*What you have to do*.
Look through the lines below and extract any with the word "background".

*Listing*.
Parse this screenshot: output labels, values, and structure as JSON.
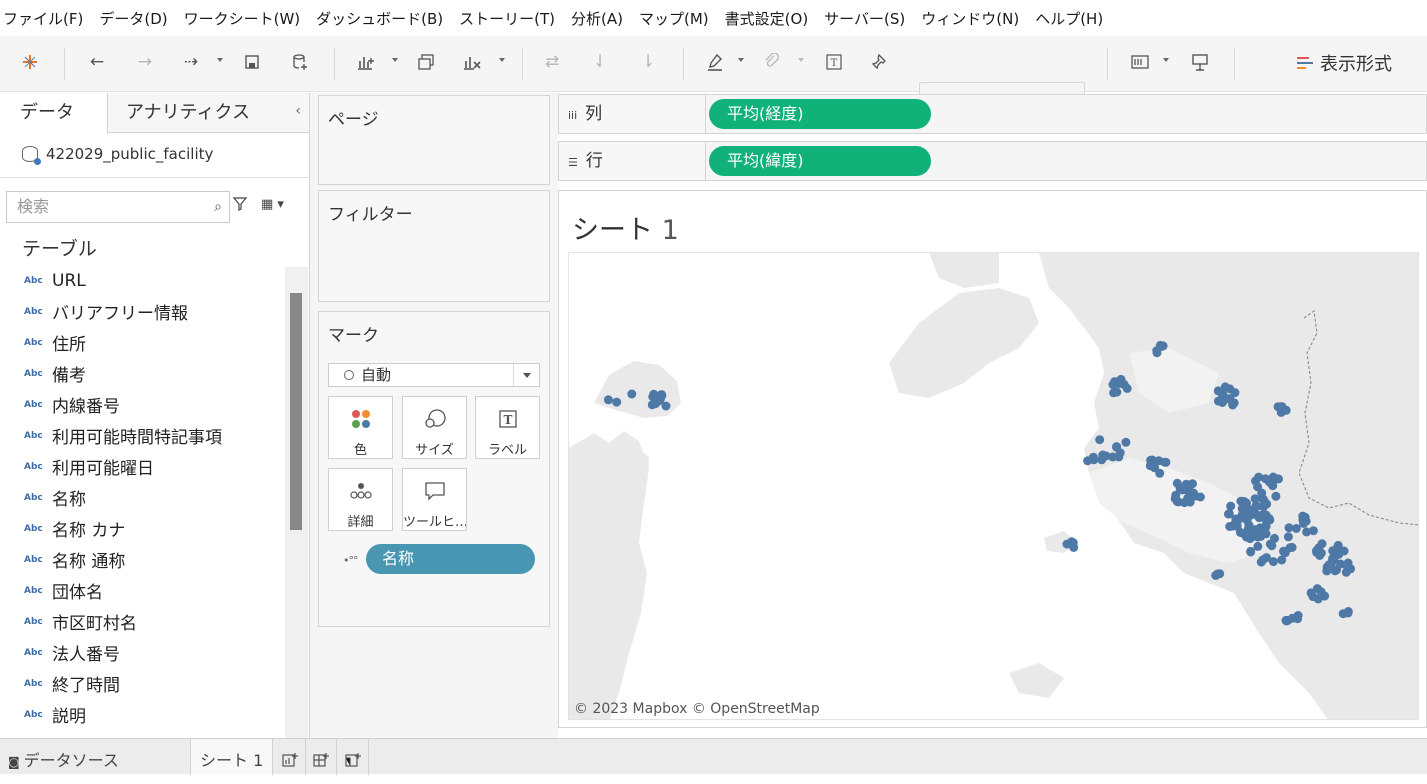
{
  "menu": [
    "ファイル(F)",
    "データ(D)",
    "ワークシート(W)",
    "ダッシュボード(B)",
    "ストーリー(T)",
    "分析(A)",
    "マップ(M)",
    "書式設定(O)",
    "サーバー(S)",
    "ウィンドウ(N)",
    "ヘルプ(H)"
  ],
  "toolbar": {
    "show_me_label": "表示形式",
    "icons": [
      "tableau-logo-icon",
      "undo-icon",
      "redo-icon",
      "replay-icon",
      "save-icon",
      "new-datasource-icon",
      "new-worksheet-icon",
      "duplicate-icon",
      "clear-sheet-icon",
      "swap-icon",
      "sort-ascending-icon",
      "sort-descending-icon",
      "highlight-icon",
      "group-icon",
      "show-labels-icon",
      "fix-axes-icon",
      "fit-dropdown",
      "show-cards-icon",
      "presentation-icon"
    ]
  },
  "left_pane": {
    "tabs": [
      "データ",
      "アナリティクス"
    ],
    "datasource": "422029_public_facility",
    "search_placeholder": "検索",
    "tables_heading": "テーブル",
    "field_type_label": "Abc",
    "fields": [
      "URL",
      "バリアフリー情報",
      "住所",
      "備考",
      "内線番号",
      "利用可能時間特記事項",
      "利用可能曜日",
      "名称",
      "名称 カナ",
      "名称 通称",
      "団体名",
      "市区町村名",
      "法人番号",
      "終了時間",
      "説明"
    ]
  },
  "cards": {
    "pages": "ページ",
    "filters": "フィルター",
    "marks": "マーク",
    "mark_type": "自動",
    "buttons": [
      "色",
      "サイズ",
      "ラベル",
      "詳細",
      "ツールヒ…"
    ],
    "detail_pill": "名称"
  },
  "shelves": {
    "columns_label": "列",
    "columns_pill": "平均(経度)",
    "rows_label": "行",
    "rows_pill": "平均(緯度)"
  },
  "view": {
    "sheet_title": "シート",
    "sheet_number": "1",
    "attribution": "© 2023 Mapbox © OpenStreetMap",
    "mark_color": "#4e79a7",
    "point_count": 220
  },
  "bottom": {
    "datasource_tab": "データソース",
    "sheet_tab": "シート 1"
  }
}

...

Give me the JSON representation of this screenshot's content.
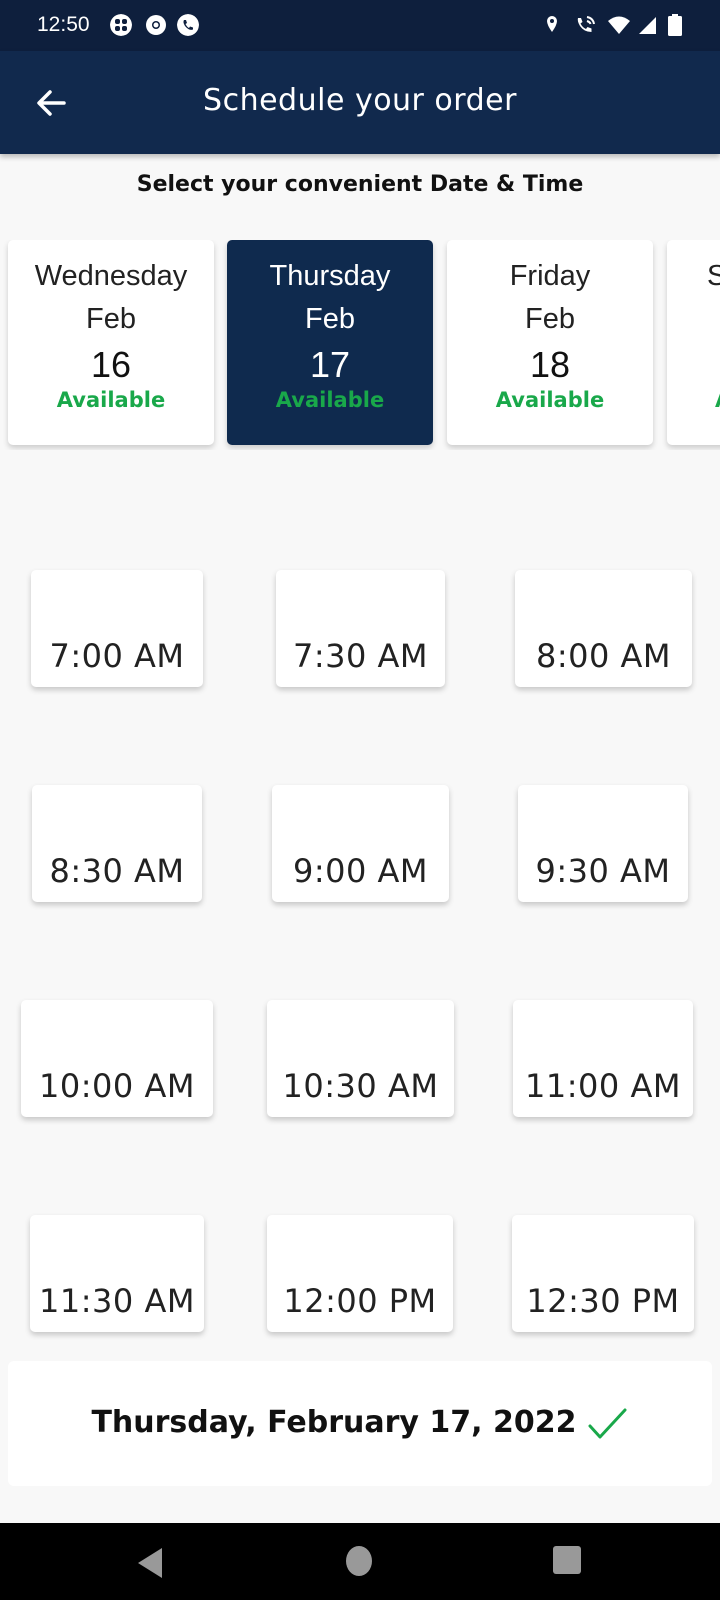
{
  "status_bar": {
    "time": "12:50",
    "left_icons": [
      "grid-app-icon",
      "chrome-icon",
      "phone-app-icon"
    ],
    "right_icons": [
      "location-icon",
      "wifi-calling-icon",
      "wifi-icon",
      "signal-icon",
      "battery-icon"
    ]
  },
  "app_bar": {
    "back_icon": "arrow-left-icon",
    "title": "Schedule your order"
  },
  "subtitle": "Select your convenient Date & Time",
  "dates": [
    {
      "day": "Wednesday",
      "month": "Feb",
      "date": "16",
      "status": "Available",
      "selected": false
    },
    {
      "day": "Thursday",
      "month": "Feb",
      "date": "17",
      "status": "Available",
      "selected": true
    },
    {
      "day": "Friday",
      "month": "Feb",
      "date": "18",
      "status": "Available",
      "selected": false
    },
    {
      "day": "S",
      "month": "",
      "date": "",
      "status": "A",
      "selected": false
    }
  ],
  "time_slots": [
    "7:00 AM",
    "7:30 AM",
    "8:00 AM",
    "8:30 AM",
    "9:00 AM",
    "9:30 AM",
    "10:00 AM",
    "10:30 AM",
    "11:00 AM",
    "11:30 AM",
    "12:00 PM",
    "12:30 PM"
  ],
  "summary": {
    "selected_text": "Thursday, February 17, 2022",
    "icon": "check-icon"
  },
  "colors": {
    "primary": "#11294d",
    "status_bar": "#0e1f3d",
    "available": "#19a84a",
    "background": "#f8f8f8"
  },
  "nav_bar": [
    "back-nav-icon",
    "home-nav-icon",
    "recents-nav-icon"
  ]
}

---

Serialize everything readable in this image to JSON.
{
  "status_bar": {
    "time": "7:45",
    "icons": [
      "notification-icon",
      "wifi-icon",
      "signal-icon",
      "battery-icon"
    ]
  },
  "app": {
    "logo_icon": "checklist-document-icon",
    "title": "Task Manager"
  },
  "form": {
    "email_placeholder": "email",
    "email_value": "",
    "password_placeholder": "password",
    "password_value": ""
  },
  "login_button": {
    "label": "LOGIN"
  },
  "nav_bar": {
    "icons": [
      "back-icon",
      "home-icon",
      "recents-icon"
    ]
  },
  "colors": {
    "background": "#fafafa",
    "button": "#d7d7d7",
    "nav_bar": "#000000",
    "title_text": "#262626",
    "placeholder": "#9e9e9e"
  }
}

*Problem solution*.
    "background": "#f8f8f8"
    "background": "#fafafa",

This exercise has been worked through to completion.